Exercise task ▸
Output the material below in full, exactly as it is.

Dataset items ▸
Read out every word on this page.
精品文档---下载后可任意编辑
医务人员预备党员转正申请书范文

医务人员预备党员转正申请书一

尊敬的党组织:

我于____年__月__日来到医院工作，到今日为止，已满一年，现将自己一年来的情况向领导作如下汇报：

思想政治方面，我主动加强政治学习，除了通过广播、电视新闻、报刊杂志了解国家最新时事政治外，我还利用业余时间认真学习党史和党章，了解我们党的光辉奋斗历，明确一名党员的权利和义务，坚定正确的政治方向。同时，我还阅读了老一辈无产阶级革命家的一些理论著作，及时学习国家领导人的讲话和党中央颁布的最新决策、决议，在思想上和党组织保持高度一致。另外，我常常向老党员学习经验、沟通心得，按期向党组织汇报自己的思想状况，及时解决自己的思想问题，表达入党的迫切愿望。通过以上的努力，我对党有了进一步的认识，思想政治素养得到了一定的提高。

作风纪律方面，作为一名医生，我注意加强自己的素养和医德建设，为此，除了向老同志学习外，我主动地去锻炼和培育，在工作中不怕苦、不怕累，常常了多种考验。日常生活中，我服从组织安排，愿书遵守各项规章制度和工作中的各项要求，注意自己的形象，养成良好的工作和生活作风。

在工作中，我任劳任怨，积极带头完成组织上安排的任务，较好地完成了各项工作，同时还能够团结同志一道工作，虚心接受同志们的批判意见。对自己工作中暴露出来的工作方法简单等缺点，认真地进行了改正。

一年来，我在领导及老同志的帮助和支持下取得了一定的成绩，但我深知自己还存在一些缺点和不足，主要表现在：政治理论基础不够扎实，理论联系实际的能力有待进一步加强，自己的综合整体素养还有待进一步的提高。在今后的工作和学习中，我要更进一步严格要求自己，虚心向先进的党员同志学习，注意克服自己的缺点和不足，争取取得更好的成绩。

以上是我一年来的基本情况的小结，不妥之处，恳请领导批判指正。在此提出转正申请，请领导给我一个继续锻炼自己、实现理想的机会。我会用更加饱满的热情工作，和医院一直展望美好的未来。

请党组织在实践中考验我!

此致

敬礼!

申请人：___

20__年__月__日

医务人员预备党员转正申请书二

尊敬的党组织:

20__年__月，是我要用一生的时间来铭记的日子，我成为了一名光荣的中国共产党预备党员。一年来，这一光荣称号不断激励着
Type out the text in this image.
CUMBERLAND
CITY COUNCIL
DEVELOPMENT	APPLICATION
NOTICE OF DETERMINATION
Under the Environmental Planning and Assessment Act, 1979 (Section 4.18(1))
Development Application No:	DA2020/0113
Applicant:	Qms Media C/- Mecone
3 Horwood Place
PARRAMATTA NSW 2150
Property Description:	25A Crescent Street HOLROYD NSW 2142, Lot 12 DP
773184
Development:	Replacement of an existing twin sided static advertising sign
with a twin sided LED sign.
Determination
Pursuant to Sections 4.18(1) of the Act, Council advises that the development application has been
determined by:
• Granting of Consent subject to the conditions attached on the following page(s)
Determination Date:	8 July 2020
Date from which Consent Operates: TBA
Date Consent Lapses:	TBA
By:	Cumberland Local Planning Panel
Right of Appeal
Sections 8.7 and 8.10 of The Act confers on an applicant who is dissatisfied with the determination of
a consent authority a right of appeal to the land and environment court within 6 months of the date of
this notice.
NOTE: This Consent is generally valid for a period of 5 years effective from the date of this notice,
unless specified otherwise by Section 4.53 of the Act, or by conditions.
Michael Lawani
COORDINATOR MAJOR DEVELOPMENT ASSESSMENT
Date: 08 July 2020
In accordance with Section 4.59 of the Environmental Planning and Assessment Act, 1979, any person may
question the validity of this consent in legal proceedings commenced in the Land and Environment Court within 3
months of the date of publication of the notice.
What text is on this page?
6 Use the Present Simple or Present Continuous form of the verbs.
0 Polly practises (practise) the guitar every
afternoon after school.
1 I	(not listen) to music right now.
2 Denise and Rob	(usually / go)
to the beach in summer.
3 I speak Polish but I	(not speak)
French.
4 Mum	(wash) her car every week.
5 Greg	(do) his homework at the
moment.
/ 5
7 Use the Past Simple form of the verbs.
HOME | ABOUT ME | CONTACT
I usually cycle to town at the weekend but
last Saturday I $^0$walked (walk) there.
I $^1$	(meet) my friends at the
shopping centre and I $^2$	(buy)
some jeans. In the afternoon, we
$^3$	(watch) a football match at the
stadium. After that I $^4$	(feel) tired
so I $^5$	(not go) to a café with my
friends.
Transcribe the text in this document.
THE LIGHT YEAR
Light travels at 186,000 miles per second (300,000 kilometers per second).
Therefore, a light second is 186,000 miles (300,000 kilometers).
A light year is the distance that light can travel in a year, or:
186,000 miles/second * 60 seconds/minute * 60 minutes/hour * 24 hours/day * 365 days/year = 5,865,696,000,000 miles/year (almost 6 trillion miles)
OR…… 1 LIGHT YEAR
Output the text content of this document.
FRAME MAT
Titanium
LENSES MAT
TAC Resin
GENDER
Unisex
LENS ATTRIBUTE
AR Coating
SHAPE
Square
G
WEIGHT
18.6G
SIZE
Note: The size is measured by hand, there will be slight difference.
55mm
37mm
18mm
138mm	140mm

Exercise response ▸
Read out every word on this page.
精品文档---下载后可任意编辑
医务人员预备党员转正申请书范文

医务人员预备党员转正申请书一

尊敬的党组织:

我于____年__月__日来到医院工作，到今日为止，已满一年，现将自己一年来的情况向领导作如下汇报：

思想政治方面，我主动加强政治学习，除了通过广播、电视新闻、报刊杂志了解国家最新时事政治外，我还利用业余时间认真学习党史和党章，了解我们党的光辉奋斗历，明确一名党员的权利和义务，坚定正确的政治方向。同时，我还阅读了老一辈无产阶级革命家的一些理论著作，及时学习国家领导人的讲话和党中央颁布的最新决策、决议，在思想上和党组织保持高度一致。另外，我常常向老党员学习经验、沟通心得，按期向党组织汇报自己的思想状况，及时解决自己的思想问题，表达入党的迫切愿望。通过以上的努力，我对党有了进一步的认识，思想政治素养得到了一定的提高。

作风纪律方面，作为一名医生，我注意加强自己的素养和医德建设，为此，除了向老同志学习外，我主动地去锻炼和培育，在工作中不怕苦、不怕累，常常了多种考验。日常生活中，我服从组织安排，愿书遵守各项规章制度和工作中的各项要求，注意自己的形象，养成良好的工作和生活作风。

在工作中，我任劳任怨，积极带头完成组织上安排的任务，较好地完成了各项工作，同时还能够团结同志一道工作，虚心接受同志们的批判意见。对自己工作中暴露出来的工作方法简单等缺点，认真地进行了改正。

一年来，我在领导及老同志的帮助和支持下取得了一定的成绩，但我深知自己还存在一些缺点和不足，主要表现在：政治理论基础不够扎实，理论联系实际的能力有待进一步加强，自己的综合整体素养还有待进一步的提高。在今后的工作和学习中，我要更进一步严格要求自己，虚心向先进的党员同志学习，注意克服自己的缺点和不足，争取取得更好的成绩。

以上是我一年来的基本情况的小结，不妥之处，恳请领导批判指正。在此提出转正申请，请领导给我一个继续锻炼自己、实现理想的机会。我会用更加饱满的热情工作，和医院一直展望美好的未来。

请党组织在实践中考验我!

此致

敬礼!

申请人：___

20__年__月__日

医务人员预备党员转正申请书二

尊敬的党组织:

20__年__月，是我要用一生的时间来铭记的日子，我成为了一名光荣的中国共产党预备党员。一年来，这一光荣称号不断激励着
Type out the text in this image.
CUMBERLAND
CITY COUNCIL
DEVELOPMENT	APPLICATION
NOTICE OF DETERMINATION
Under the Environmental Planning and Assessment Act, 1979 (Section 4.18(1))
Development Application No:	DA2020/0113
Applicant:	Qms Media C/- Mecone
3 Horwood Place
PARRAMATTA NSW 2150
Property Description:	25A Crescent Street HOLROYD NSW 2142, Lot 12 DP
773184
Development:	Replacement of an existing twin sided static advertising sign
with a twin sided LED sign.
Determination
Pursuant to Sections 4.18(1) of the Act, Council advises that the development application has been
determined by:
• Granting of Consent subject to the conditions attached on the following page(s)
Determination Date:	8 July 2020
Date from which Consent Operates: TBA
Date Consent Lapses:	TBA
By:	Cumberland Local Planning Panel
Right of Appeal
Sections 8.7 and 8.10 of The Act confers on an applicant who is dissatisfied with the determination of
a consent authority a right of appeal to the land and environment court within 6 months of the date of
this notice.
NOTE: This Consent is generally valid for a period of 5 years effective from the date of this notice,
unless specified otherwise by Section 4.53 of the Act, or by conditions.
Michael Lawani
COORDINATOR MAJOR DEVELOPMENT ASSESSMENT
Date: 08 July 2020
In accordance with Section 4.59 of the Environmental Planning and Assessment Act, 1979, any person may
question the validity of this consent in legal proceedings commenced in the Land and Environment Court within 3
months of the date of publication of the notice.
What text is on this page?
6 Use the Present Simple or Present Continuous form of the verbs.
0 Polly practises (practise) the guitar every
afternoon after school.
1 I	(not listen) to music right now.
2 Denise and Rob	(usually / go)
to the beach in summer.
3 I speak Polish but I	(not speak)
French.
4 Mum	(wash) her car every week.
5 Greg	(do) his homework at the
moment.
/ 5
7 Use the Past Simple form of the verbs.
HOME | ABOUT ME | CONTACT
I usually cycle to town at the weekend but
last Saturday I $^0$walked (walk) there.
I $^1$	(meet) my friends at the
shopping centre and I $^2$	(buy)
some jeans. In the afternoon, we
$^3$	(watch) a football match at the
stadium. After that I $^4$	(feel) tired
so I $^5$	(not go) to a café with my
friends.
Transcribe the text in this document.
THE LIGHT YEAR
Light travels at 186,000 miles per second (300,000 kilometers per second).
Therefore, a light second is 186,000 miles (300,000 kilometers).
A light year is the distance that light can travel in a year, or:
186,000 miles/second * 60 seconds/minute * 60 minutes/hour * 24 hours/day * 365 days/year = 5,865,696,000,000 miles/year (almost 6 trillion miles)
OR…… 1 LIGHT YEAR
Output the text content of this document.
FRAME MAT
Titanium
LENSES MAT
TAC Resin
GENDER
Unisex
LENS ATTRIBUTE
AR Coating
SHAPE
Square
G
WEIGHT
18.6G
SIZE
Note: The size is measured by hand, there will be slight difference.
55mm
37mm
18mm
138mm	140mm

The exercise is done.